# [TASK SET]
[a] List every person the tax reform excerpt mentions by name, in the order each first appears.
[b] From the tax reform excerpt, pull out the part that opens with the words containing "Camp had vowed" and closes with "out a timetable.".

Still, the Ways and Means chairman — who has struggled to get GOP leaders to support his efforts to move forward on tax reform — didn't seem thrilled by Schock's comments.

"This has been a collaborative effort by the members of the committee, and bipartisan," Camp said. "We need a little more humor, but not necessarily at the expense of the committee."

A spokesman for Schock did not respond to a request for comment. 

According to Bloomberg, Schock said at the breakfast that Camp made changes to his tax reform proposal following input from Republicans on the tax committee, but declined to delve into any details.

Camp had vowed to mark up a tax-reform bill in 2013, but was unable to even release a draft overhaul last year. He has suggested that he wants to release a bill early this year, but declined to lay out a timetable.

House GOP leaders had made tax reform a priority this Congress, giving it the symbolic H.R. 1 designation. But top Republicans also decided late last year that they didn't want to push any priorities that could take attention away from the troubled rollout of President Obama's healthcare law.

Plus, Democrats and Republicans remain divided over whether a rewritten tax code should raise more revenue, and Senate Democratic leaders have at times brushed aside Finance Chairman Max Baucus's (D-Mont.) efforts on tax reform.

That left some in the House wary of moving on a tax bill that would limit popular deductions.

Obama announced he would nominate Baucus to be his envoy to China last month, further complicating the push for tax reform.

# [SUPPLIED ENTRIES]

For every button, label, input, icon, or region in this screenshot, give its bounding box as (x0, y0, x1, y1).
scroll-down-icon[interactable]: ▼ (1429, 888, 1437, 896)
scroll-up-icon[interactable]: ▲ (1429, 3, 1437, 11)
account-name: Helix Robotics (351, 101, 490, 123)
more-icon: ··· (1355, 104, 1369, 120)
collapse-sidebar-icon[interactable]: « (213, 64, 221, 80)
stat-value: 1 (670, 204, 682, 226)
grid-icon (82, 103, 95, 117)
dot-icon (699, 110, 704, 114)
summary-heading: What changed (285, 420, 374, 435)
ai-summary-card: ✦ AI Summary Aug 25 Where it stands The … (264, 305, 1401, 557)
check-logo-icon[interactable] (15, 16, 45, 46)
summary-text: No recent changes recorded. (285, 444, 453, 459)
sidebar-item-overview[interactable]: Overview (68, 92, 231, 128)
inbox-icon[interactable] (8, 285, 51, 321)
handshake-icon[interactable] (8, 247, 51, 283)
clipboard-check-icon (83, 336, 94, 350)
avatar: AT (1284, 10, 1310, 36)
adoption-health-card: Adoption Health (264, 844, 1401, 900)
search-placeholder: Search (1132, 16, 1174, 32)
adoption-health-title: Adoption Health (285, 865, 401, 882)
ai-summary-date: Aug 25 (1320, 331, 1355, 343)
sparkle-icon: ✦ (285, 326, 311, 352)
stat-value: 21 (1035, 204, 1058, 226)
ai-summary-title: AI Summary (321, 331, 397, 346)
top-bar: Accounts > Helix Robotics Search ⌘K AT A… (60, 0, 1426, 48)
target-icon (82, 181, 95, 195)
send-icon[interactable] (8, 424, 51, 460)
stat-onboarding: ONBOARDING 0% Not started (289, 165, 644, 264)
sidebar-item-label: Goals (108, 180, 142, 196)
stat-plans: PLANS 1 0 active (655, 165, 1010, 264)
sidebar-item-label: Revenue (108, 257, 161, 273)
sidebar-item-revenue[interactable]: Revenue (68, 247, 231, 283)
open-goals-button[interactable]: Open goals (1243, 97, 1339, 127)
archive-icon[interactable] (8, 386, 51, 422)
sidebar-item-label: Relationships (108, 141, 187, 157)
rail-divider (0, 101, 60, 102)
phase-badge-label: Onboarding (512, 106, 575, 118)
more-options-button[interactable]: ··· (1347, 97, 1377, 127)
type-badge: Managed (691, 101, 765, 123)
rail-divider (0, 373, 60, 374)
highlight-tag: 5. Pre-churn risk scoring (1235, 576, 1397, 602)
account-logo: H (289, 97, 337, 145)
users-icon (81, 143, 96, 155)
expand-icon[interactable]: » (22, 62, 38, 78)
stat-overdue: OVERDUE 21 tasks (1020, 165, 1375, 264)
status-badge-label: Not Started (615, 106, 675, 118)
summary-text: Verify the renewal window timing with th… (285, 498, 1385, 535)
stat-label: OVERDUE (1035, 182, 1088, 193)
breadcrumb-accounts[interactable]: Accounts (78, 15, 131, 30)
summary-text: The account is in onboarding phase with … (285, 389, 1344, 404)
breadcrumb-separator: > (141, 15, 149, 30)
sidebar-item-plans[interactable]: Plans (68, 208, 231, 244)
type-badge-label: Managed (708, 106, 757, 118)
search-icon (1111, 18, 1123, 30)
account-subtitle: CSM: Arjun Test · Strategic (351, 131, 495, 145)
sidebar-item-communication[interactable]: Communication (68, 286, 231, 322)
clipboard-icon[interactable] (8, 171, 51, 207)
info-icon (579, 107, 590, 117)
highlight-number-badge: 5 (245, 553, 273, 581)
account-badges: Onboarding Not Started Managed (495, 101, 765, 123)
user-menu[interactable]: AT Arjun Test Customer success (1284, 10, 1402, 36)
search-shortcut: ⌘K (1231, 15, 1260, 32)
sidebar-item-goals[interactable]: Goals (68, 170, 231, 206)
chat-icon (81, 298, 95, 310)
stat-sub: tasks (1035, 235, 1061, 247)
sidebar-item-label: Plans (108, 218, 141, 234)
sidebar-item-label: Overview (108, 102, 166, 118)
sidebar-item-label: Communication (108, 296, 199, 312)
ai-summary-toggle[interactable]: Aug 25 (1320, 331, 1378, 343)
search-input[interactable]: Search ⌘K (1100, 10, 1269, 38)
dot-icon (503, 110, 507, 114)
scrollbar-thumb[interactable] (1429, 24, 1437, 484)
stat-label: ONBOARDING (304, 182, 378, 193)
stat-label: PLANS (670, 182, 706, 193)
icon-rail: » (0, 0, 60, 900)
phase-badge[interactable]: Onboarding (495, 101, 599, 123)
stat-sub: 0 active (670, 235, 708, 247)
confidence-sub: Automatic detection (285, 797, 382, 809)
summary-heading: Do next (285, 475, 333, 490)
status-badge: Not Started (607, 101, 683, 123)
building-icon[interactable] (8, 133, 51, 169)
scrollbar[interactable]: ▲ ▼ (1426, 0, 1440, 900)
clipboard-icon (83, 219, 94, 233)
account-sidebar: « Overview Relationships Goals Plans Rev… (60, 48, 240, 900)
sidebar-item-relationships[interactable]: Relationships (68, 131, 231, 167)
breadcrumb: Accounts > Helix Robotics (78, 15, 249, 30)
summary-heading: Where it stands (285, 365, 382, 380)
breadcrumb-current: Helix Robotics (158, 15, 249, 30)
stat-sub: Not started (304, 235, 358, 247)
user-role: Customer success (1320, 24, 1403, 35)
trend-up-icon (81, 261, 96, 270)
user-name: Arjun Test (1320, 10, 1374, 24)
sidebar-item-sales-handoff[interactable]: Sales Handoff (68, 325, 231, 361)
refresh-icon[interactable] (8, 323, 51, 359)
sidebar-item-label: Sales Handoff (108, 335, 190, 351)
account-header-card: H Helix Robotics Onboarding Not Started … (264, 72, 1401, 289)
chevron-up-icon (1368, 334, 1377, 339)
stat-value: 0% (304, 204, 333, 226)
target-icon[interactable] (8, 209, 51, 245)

# [RESULTS OF THE TASKS]
[a] Schock, Camp, President Obama, Max Baucus

[b]
Camp had vowed to mark up a tax-reform bill in 2013, but was unable to even release a draft overhaul last year. He has suggested that he wants to release a bill early this year, but declined to lay out a timetable.